EXERCISE REQUIREMENTS: Filter the entries that follow, copying every line in which the word "Ferments" appears.

AVAILABLE DATA:
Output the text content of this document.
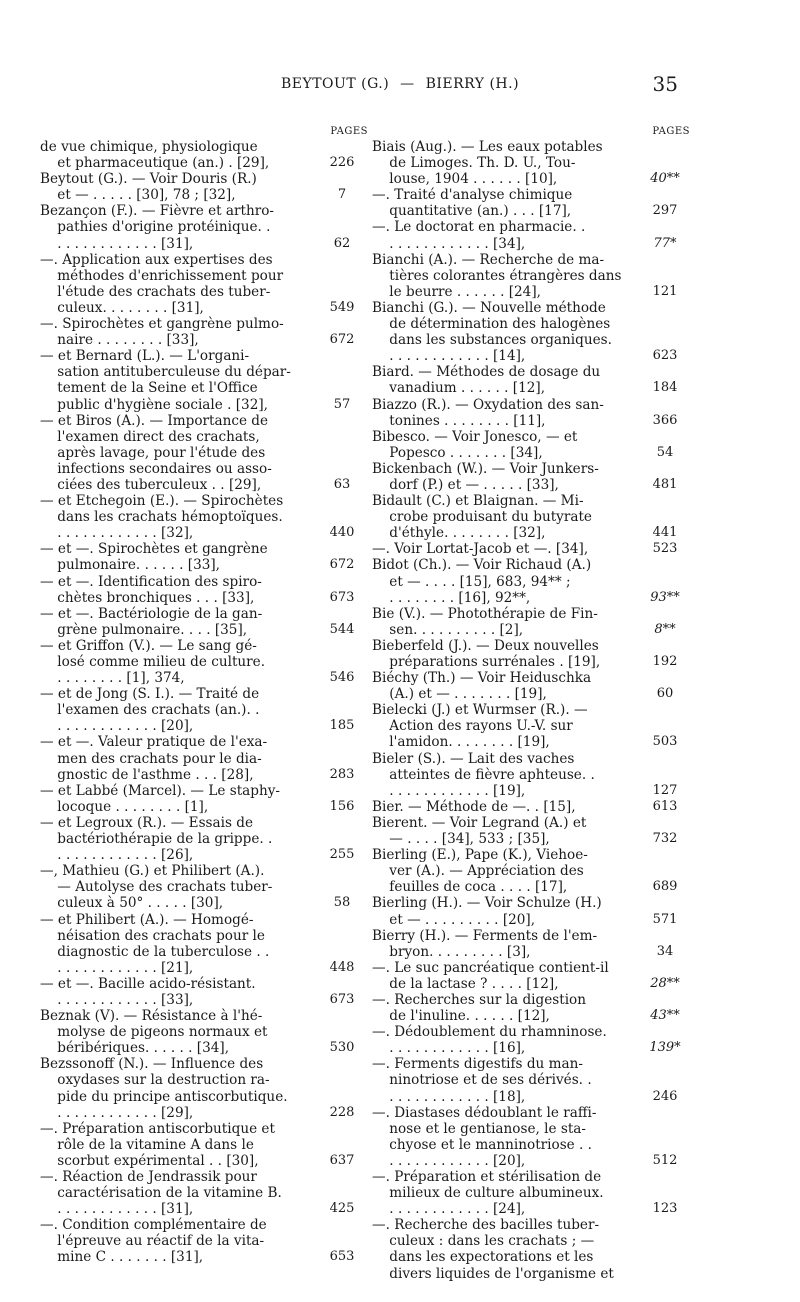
BEYTOUT (G.) — BIERRY (H.)	35
PAGES
de vue chimique, physiologique
et pharmaceutique (an.) . [29],	226
Beytout (G.). — Voir Douris (R.)
et — . . . . . [30], 78 ; [32],	7
Bezançon (F.). — Fièvre et arthro-
pathies d'origine protéinique. .
. . . . . . . . . . . . [31],	62
—. Application aux expertises des
méthodes d'enrichissement pour
l'étude des crachats des tuber-
culeux. . . . . . . . [31],	549
—. Spirochètes et gangrène pulmo-
naire . . . . . . . . [33],	672
— et Bernard (L.). — L'organi-
sation antituberculeuse du dépar-
tement de la Seine et l'Office
public d'hygiène sociale . [32],	57
— et Biros (A.). — Importance de
l'examen direct des crachats,
après lavage, pour l'étude des
infections secondaires ou asso-
ciées des tuberculeux . . [29],	63
— et Etchegoin (E.). — Spirochètes
dans les crachats hémoptoïques.
. . . . . . . . . . . . [32],	440
— et —. Spirochètes et gangrène
pulmonaire. . . . . . [33],	672
— et —. Identification des spiro-
chètes bronchiques . . . [33],	673
— et —. Bactériologie de la gan-
grène pulmonaire. . . . [35],	544
— et Griffon (V.). — Le sang gé-
losé comme milieu de culture.
. . . . . . . . [1], 374,	546
— et de Jong (S. I.). — Traité de
l'examen des crachats (an.). .
. . . . . . . . . . . . [20],	185
— et —. Valeur pratique de l'exa-
men des crachats pour le dia-
gnostic de l'asthme . . . [28],	283
— et Labbé (Marcel). — Le staphy-
locoque . . . . . . . . [1],	156
— et Legroux (R.). — Essais de
bactériothérapie de la grippe. .
. . . . . . . . . . . . [26],	255
—, Mathieu (G.) et Philibert (A.).
— Autolyse des crachats tuber-
culeux à 50° . . . . . [30],	58
— et Philibert (A.). — Homogé-
néisation des crachats pour le
diagnostic de la tuberculose . .
. . . . . . . . . . . . [21],	448
— et —. Bacille acido-résistant.
. . . . . . . . . . . . [33],	673
Beznak (V). — Résistance à l'hé-
molyse de pigeons normaux et
béribériques. . . . . . [34],	530
Bezssonoff (N.). — Influence des
oxydases sur la destruction ra-
pide du principe antiscorbutique.
. . . . . . . . . . . . [29],	228
—. Préparation antiscorbutique et
rôle de la vitamine A dans le
scorbut expérimental . . [30],	637
—. Réaction de Jendrassik pour
caractérisation de la vitamine B.
. . . . . . . . . . . . [31],	425
—. Condition complémentaire de
l'épreuve au réactif de la vita-
mine C . . . . . . . [31],	653
PAGES
Biais (Aug.). — Les eaux potables
de Limoges. Th. D. U., Tou-
louse, 1904 . . . . . . [10],	40**
—. Traité d'analyse chimique
quantitative (an.) . . . [17],	297
—. Le doctorat en pharmacie. .
. . . . . . . . . . . . [34],	77*
Bianchi (A.). — Recherche de ma-
tières colorantes étrangères dans
le beurre . . . . . . [24],	121
Bianchi (G.). — Nouvelle méthode
de détermination des halogènes
dans les substances organiques.
. . . . . . . . . . . . [14],	623
Biard. — Méthodes de dosage du
vanadium . . . . . . [12],	184
Biazzo (R.). — Oxydation des san-
tonines . . . . . . . . [11],	366
Bibesco. — Voir Jonesco, — et
Popesco . . . . . . . [34],	54
Bickenbach (W.). — Voir Junkers-
dorf (P.) et — . . . . . [33],	481
Bidault (C.) et Blaignan. — Mi-
crobe produisant du butyrate
d'éthyle. . . . . . . . [32],	441
—. Voir Lortat-Jacob et —. [34],	523
Bidot (Ch.). — Voir Richaud (A.)
et — . . . . [15], 683, 94** ;
. . . . . . . . [16], 92**,	93**
Bie (V.). — Photothérapie de Fin-
sen. . . . . . . . . . [2],	8**
Bieberfeld (J.). — Deux nouvelles
préparations surrénales . [19],	192
Biéchy (Th.) — Voir Heiduschka
(A.) et — . . . . . . . [19],	60
Bielecki (J.) et Wurmser (R.). —
Action des rayons U.-V. sur
l'amidon. . . . . . . . [19],	503
Bieler (S.). — Lait des vaches
atteintes de fièvre aphteuse. .
. . . . . . . . . . . . [19],	127
Bier. — Méthode de —. . [15],	613
Bierent. — Voir Legrand (A.) et
— . . . . [34], 533 ; [35],	732
Bierling (E.), Pape (K.), Viehoe-
ver (A.). — Appréciation des
feuilles de coca . . . . [17],	689
Bierling (H.). — Voir Schulze (H.)
et — . . . . . . . . . [20],	571
Bierry (H.). — Ferments de l'em-
bryon. . . . . . . . . [3],	34
—. Le suc pancréatique contient-il
de la lactase ? . . . . [12],	28**
—. Recherches sur la digestion
de l'inuline. . . . . . [12],	43**
—. Dédoublement du rhamninose.
. . . . . . . . . . . . [16],	139*
—. Ferments digestifs du man-
ninotriose et de ses dérivés. .
. . . . . . . . . . . . [18],	246
—. Diastases dédoublant le raffi-
nose et le gentianose, le sta-
chyose et le manninotriose . .
. . . . . . . . . . . . [20],	512
—. Préparation et stérilisation de
milieux de culture albumineux.
. . . . . . . . . . . . [24],	123
—. Recherche des bacilles tuber-
culeux : dans les crachats ; —
dans les expectorations et les
divers liquides de l'organisme et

FINISHED TASK:
Bierry (H.). — Ferments de l'em-
—. Ferments digestifs du man-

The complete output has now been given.